## [YOUR OBJECTIVE]
Transcribe every line, keeping it exact.

^^^^

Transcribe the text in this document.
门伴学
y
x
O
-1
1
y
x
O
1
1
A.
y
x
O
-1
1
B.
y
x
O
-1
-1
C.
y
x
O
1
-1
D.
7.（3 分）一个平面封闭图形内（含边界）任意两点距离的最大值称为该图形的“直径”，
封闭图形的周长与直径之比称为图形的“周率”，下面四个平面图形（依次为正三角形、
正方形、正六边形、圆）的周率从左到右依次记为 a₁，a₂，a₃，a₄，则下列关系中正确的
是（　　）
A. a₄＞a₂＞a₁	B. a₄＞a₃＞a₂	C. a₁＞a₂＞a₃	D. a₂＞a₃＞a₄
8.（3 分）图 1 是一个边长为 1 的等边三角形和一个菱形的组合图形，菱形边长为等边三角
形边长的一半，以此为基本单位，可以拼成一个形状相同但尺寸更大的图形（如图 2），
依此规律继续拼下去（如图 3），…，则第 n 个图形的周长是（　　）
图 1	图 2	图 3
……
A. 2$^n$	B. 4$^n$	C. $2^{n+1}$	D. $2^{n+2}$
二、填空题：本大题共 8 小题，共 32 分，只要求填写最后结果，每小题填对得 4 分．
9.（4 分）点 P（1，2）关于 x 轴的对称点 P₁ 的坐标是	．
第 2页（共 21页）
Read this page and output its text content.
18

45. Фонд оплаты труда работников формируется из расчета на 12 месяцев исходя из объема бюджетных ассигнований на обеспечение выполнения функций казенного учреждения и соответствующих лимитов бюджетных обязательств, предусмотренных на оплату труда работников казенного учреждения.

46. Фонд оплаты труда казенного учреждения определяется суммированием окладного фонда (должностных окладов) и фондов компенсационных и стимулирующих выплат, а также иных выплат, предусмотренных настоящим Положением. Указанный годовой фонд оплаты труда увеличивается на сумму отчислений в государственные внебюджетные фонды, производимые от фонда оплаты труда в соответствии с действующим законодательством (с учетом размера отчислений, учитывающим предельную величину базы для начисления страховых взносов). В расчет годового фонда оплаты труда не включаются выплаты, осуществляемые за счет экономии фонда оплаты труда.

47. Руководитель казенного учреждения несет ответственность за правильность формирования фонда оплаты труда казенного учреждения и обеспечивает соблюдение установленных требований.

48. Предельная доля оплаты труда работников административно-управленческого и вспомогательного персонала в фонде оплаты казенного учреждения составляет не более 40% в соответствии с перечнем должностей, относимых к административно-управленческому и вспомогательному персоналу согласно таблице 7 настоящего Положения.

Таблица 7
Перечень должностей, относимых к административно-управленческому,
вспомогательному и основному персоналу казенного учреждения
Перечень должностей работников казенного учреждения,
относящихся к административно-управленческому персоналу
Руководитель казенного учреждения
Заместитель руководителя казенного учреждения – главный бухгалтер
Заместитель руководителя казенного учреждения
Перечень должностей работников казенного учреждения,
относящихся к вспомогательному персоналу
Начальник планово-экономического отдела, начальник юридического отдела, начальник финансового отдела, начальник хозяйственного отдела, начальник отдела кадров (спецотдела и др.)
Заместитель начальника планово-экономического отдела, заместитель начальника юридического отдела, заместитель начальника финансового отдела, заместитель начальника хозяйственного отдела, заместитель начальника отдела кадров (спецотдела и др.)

^^^^

## [WRITTEN REPLY]
Transcribe the text in this document.
门伴学
y
x
O
-1
1
y
x
O
1
1
A.
y
x
O
-1
1
B.
y
x
O
-1
-1
C.
y
x
O
1
-1
D.
7.（3 分）一个平面封闭图形内（含边界）任意两点距离的最大值称为该图形的“直径”，
封闭图形的周长与直径之比称为图形的“周率”，下面四个平面图形（依次为正三角形、
正方形、正六边形、圆）的周率从左到右依次记为 a₁，a₂，a₃，a₄，则下列关系中正确的
是（　　）
A. a₄＞a₂＞a₁	B. a₄＞a₃＞a₂	C. a₁＞a₂＞a₃	D. a₂＞a₃＞a₄
8.（3 分）图 1 是一个边长为 1 的等边三角形和一个菱形的组合图形，菱形边长为等边三角
形边长的一半，以此为基本单位，可以拼成一个形状相同但尺寸更大的图形（如图 2），
依此规律继续拼下去（如图 3），…，则第 n 个图形的周长是（　　）
图 1	图 2	图 3
……
A. 2$^n$	B. 4$^n$	C. $2^{n+1}$	D. $2^{n+2}$
二、填空题：本大题共 8 小题，共 32 分，只要求填写最后结果，每小题填对得 4 分．
9.（4 分）点 P（1，2）关于 x 轴的对称点 P₁ 的坐标是	．
第 2页（共 21页）
Read this page and output its text content.
18

45. Фонд оплаты труда работников формируется из расчета на 12 месяцев исходя из объема бюджетных ассигнований на обеспечение выполнения функций казенного учреждения и соответствующих лимитов бюджетных обязательств, предусмотренных на оплату труда работников казенного учреждения.

46. Фонд оплаты труда казенного учреждения определяется суммированием окладного фонда (должностных окладов) и фондов компенсационных и стимулирующих выплат, а также иных выплат, предусмотренных настоящим Положением. Указанный годовой фонд оплаты труда увеличивается на сумму отчислений в государственные внебюджетные фонды, производимые от фонда оплаты труда в соответствии с действующим законодательством (с учетом размера отчислений, учитывающим предельную величину базы для начисления страховых взносов). В расчет годового фонда оплаты труда не включаются выплаты, осуществляемые за счет экономии фонда оплаты труда.

47. Руководитель казенного учреждения несет ответственность за правильность формирования фонда оплаты труда казенного учреждения и обеспечивает соблюдение установленных требований.

48. Предельная доля оплаты труда работников административно-управленческого и вспомогательного персонала в фонде оплаты казенного учреждения составляет не более 40% в соответствии с перечнем должностей, относимых к административно-управленческому и вспомогательному персоналу согласно таблице 7 настоящего Положения.

Таблица 7
Перечень должностей, относимых к административно-управленческому,
вспомогательному и основному персоналу казенного учреждения
Перечень должностей работников казенного учреждения,
относящихся к административно-управленческому персоналу
Руководитель казенного учреждения
Заместитель руководителя казенного учреждения – главный бухгалтер
Заместитель руководителя казенного учреждения
Перечень должностей работников казенного учреждения,
относящихся к вспомогательному персоналу
Начальник планово-экономического отдела, начальник юридического отдела, начальник финансового отдела, начальник хозяйственного отдела, начальник отдела кадров (спецотдела и др.)
Заместитель начальника планово-экономического отдела, заместитель начальника юридического отдела, заместитель начальника финансового отдела, заместитель начальника хозяйственного отдела, заместитель начальника отдела кадров (спецотдела и др.)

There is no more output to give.